▸ **GIVEN INSTRUCTION**
Extract all lines that hold "search" from the records below.

----

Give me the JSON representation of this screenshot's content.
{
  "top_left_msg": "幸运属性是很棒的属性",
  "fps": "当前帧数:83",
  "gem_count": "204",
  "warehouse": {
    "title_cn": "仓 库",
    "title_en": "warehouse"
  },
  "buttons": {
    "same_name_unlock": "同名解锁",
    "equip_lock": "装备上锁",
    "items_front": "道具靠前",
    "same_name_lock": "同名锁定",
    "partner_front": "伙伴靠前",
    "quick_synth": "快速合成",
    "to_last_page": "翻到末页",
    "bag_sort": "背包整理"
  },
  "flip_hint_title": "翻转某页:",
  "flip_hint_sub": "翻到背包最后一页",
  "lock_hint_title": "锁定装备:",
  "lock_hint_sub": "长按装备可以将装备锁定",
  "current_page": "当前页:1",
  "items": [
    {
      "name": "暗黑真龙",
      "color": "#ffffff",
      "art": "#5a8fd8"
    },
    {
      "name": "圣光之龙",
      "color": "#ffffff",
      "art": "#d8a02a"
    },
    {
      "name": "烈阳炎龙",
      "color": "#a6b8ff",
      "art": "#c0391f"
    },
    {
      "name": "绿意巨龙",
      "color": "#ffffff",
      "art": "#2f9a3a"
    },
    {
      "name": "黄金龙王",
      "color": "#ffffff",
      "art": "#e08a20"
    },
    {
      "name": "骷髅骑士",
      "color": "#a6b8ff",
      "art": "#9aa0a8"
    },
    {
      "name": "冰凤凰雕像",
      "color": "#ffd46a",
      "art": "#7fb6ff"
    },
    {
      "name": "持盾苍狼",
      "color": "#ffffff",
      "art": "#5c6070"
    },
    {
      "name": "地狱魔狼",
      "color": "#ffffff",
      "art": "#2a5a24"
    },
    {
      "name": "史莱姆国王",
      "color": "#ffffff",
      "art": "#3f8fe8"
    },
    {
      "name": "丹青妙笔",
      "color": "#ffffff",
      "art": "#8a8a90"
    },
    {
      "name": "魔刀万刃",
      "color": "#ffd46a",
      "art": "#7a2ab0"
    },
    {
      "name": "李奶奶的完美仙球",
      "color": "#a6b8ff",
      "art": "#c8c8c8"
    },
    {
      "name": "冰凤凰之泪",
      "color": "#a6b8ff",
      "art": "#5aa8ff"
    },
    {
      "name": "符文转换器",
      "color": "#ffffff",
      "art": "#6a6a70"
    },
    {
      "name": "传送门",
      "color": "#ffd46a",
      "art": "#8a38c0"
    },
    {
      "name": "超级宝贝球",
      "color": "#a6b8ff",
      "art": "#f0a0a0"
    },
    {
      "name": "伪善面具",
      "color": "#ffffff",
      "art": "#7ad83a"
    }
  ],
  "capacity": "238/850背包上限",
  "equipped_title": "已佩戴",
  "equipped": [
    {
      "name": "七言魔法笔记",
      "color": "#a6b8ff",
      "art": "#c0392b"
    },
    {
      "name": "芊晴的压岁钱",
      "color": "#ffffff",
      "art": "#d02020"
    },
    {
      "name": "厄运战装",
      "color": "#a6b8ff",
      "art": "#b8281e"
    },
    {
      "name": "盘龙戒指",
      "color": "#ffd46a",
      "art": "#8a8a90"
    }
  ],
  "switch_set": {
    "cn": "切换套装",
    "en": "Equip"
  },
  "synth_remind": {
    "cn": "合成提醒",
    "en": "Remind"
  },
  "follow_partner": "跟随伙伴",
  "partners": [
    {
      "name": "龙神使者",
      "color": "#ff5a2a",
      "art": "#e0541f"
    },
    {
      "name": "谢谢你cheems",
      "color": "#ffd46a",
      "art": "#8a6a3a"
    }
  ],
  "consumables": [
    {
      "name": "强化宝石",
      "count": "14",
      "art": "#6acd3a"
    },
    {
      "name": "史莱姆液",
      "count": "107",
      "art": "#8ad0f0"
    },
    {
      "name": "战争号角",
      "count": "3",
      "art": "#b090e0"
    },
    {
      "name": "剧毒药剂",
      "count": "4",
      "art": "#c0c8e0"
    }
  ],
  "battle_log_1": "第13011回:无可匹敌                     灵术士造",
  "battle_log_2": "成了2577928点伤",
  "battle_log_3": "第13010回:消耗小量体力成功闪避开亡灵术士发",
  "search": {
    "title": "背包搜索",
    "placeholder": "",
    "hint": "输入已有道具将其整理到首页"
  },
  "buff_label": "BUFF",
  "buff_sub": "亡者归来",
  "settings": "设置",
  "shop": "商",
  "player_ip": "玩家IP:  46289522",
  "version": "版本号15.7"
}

----

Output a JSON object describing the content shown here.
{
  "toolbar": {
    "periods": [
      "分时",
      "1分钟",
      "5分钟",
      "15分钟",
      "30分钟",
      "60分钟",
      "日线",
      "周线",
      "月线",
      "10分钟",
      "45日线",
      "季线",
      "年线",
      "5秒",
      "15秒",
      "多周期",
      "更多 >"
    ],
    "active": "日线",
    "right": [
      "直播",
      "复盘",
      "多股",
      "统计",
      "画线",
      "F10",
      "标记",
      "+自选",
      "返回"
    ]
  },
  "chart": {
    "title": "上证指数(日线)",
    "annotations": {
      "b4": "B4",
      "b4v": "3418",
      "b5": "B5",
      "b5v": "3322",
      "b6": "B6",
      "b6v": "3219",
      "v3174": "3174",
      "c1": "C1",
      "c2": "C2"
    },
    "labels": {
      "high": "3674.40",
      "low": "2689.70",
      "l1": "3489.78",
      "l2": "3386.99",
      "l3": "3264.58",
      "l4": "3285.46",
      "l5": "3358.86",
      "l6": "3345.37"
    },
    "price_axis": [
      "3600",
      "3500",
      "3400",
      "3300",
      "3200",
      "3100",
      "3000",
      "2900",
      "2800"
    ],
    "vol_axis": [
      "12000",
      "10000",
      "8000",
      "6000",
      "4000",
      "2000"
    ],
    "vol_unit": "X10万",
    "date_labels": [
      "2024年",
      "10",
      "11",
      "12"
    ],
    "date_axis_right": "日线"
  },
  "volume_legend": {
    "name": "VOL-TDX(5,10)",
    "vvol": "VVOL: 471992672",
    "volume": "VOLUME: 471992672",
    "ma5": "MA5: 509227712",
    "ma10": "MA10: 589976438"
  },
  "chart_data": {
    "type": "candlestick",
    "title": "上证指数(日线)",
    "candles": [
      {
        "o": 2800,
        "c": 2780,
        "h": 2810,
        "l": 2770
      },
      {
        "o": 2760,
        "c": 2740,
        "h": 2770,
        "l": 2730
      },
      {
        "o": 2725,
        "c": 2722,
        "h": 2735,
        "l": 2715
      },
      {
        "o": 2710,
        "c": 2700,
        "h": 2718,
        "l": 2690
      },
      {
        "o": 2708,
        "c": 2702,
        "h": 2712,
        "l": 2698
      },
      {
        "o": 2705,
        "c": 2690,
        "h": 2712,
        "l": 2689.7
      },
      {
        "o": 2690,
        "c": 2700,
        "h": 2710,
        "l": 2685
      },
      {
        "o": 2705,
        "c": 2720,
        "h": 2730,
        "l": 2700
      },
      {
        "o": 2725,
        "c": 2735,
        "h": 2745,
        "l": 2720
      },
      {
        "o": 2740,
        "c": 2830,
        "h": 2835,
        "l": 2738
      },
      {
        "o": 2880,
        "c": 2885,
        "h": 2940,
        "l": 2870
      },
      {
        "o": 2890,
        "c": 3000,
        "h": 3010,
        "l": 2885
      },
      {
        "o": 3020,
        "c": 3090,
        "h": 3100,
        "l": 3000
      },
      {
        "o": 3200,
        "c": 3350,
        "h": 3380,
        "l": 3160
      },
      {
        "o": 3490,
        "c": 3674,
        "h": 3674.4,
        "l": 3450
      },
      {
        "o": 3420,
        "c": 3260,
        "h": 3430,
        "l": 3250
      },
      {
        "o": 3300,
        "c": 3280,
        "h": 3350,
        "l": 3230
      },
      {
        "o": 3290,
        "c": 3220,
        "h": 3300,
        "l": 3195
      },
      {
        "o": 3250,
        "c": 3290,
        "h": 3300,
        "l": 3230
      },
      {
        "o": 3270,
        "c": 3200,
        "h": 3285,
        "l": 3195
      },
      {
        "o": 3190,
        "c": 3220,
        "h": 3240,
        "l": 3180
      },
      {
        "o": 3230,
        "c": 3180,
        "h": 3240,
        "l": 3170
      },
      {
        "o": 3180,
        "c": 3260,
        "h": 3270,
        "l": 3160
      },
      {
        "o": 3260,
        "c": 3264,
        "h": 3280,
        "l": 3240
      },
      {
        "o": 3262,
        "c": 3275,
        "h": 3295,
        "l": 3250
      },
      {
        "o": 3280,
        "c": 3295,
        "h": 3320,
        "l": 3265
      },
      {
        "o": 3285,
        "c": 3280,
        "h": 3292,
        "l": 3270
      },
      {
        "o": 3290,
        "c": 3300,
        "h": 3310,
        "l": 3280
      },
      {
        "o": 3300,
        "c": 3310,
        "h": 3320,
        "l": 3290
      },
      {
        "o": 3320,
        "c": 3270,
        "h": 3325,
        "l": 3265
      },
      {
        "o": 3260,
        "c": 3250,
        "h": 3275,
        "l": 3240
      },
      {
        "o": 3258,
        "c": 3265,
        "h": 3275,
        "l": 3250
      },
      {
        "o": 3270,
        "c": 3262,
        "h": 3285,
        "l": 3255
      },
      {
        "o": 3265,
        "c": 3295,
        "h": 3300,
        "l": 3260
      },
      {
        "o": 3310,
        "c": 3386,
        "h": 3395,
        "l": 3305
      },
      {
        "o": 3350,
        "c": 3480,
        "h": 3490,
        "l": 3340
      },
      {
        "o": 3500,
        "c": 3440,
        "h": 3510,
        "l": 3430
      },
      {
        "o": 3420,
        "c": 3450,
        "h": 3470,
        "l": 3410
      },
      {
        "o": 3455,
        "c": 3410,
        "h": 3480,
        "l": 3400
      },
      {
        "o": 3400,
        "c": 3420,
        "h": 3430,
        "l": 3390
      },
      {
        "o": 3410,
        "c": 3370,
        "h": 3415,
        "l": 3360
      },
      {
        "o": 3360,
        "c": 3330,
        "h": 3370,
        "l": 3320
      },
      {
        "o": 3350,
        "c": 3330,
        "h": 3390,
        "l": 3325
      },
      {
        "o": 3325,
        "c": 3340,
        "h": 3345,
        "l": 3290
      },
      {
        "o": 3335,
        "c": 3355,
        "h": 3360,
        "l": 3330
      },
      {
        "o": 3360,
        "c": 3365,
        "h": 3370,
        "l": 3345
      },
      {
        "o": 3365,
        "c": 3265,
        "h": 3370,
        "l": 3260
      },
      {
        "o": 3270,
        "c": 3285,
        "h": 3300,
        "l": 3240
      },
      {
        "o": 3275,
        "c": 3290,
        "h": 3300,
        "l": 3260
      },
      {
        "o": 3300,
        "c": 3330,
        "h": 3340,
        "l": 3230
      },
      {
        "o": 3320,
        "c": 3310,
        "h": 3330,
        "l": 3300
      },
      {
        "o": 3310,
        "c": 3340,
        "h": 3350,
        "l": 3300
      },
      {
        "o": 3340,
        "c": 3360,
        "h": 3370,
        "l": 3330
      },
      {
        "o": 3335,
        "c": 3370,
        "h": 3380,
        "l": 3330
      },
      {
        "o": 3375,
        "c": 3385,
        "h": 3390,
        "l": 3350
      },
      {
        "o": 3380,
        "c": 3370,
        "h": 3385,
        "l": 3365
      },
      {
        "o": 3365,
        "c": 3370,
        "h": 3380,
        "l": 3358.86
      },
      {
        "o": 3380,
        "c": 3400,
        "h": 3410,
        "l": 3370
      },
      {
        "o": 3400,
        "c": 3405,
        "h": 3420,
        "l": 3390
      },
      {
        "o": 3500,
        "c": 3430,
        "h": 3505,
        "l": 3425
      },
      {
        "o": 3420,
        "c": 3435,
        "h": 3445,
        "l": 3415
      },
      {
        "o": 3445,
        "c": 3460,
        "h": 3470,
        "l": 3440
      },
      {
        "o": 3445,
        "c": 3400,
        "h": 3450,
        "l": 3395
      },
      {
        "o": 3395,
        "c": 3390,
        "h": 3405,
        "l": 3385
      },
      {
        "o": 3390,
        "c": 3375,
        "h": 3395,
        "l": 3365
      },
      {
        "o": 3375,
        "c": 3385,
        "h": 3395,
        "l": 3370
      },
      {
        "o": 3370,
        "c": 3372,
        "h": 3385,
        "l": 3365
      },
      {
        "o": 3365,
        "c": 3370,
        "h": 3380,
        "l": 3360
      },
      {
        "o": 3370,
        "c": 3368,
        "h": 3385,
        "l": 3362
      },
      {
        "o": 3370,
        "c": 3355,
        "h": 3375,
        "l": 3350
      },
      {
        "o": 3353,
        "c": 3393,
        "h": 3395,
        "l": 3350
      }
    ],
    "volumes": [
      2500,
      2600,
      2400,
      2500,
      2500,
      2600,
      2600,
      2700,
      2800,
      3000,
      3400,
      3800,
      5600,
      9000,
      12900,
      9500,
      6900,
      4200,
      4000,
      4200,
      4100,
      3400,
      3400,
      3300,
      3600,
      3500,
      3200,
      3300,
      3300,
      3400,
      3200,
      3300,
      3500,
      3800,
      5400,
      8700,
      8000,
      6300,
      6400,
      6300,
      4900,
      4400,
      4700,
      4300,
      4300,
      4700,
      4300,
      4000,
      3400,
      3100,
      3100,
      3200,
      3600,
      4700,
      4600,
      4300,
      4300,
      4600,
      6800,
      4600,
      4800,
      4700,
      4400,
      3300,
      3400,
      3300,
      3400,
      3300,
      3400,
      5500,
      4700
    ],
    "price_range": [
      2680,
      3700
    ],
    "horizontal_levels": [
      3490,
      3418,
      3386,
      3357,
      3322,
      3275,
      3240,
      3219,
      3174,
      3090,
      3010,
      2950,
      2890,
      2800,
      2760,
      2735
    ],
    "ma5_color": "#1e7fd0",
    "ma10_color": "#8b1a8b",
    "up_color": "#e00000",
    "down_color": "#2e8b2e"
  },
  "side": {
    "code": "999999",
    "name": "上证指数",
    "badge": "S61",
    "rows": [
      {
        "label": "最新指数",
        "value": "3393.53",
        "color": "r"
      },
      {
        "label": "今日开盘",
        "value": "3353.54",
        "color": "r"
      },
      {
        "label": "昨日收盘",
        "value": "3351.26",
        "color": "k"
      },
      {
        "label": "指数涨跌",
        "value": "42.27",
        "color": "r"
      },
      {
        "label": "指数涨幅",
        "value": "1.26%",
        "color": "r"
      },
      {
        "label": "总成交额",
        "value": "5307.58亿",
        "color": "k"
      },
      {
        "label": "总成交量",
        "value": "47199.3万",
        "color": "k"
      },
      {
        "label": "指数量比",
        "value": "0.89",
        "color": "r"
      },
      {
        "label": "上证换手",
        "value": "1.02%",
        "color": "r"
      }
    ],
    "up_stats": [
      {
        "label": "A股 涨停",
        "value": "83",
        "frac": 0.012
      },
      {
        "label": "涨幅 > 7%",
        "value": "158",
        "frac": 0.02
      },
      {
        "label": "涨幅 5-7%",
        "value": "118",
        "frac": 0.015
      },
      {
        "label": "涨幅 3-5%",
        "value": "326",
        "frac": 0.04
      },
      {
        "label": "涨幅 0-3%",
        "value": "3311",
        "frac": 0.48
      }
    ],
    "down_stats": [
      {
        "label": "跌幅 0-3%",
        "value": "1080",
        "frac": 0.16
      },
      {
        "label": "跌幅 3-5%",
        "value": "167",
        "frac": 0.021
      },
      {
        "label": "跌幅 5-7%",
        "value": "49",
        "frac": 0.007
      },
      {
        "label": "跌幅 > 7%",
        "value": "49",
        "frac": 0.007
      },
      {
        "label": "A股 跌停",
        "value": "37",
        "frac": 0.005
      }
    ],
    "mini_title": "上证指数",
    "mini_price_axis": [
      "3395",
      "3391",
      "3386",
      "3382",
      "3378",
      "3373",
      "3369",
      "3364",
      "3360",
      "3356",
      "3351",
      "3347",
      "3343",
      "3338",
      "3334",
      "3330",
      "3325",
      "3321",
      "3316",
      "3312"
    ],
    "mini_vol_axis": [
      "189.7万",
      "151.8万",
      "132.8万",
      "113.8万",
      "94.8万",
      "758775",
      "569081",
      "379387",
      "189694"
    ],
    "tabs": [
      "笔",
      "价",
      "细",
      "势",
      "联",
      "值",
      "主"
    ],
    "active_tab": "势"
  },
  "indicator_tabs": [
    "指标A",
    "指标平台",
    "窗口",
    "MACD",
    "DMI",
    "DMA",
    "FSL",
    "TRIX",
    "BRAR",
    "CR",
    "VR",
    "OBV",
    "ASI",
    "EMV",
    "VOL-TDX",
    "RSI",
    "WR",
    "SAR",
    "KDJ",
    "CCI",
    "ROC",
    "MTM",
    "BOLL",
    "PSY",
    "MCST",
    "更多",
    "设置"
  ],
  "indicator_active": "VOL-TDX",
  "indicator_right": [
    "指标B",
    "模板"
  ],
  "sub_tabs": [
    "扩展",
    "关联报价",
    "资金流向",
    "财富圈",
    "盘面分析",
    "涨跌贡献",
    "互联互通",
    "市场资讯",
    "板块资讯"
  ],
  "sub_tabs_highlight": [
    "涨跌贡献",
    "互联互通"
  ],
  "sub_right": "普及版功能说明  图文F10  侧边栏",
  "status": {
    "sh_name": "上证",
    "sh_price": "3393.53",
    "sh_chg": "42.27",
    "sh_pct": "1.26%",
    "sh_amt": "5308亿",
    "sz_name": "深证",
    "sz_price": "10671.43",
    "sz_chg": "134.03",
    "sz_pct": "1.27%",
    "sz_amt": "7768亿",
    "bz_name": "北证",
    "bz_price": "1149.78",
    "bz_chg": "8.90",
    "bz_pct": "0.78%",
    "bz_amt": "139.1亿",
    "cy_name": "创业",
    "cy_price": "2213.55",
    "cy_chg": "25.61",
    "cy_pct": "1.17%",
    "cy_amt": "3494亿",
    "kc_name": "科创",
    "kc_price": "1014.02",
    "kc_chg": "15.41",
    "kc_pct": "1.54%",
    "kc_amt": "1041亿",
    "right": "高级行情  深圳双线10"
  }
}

----

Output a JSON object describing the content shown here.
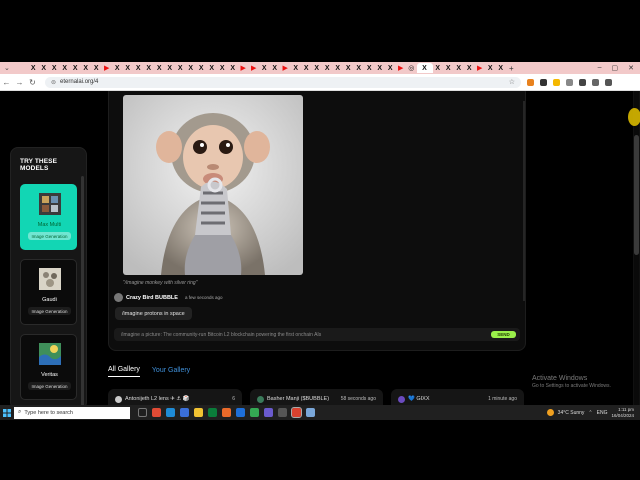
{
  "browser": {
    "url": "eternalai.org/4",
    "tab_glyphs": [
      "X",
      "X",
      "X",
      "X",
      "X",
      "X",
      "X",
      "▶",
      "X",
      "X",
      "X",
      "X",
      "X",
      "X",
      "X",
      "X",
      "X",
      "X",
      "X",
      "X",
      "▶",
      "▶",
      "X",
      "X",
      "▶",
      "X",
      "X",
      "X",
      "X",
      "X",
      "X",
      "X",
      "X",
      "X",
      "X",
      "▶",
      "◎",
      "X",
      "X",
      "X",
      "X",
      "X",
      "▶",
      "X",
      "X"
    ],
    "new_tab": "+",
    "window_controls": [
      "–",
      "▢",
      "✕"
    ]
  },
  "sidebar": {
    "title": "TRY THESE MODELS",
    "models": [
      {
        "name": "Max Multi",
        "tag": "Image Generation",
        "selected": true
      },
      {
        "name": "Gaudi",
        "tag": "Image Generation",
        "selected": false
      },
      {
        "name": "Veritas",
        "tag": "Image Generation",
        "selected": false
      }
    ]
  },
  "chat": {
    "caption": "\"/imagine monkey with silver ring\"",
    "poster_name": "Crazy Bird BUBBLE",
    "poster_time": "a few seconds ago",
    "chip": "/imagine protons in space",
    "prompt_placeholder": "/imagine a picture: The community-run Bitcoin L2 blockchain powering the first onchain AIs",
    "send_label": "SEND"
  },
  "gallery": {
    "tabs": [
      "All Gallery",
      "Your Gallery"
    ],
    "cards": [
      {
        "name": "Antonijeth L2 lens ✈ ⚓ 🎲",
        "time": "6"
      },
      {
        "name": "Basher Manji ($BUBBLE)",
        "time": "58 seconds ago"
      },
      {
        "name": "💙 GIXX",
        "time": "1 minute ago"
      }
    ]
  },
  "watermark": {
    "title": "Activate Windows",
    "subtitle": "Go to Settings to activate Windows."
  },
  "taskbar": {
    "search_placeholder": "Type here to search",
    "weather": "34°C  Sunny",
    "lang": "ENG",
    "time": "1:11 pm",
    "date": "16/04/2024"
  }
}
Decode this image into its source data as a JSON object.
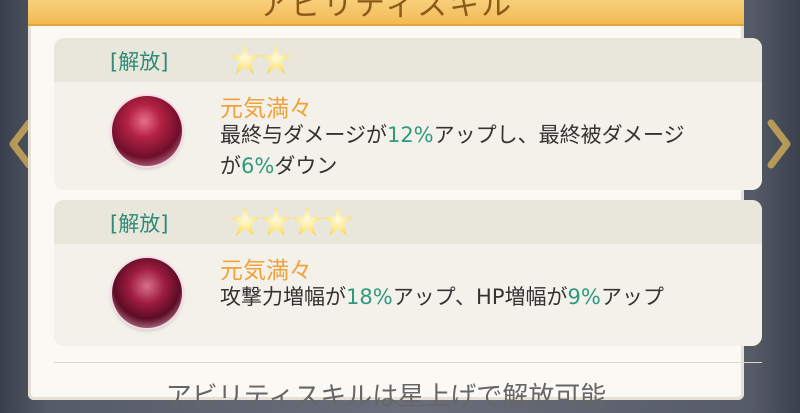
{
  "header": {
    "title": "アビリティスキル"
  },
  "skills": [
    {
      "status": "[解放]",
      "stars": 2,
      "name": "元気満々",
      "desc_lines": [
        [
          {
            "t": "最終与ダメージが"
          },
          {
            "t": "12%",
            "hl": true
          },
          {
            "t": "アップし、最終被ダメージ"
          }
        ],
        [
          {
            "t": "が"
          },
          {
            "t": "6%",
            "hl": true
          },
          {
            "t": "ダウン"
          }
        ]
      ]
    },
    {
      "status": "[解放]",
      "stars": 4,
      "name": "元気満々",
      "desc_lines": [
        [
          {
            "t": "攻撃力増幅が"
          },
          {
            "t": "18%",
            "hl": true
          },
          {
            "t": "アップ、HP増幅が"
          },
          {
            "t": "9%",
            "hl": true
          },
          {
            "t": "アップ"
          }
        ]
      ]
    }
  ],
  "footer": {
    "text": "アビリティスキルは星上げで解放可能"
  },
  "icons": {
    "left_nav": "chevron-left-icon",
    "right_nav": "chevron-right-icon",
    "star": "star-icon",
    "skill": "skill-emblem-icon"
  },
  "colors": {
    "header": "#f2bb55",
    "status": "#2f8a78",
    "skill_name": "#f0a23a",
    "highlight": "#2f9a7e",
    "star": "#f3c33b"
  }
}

----

▸ **SOLUTION TO THE EXERCISE**
  "search": {
    "search_placeholder": "Type here to search",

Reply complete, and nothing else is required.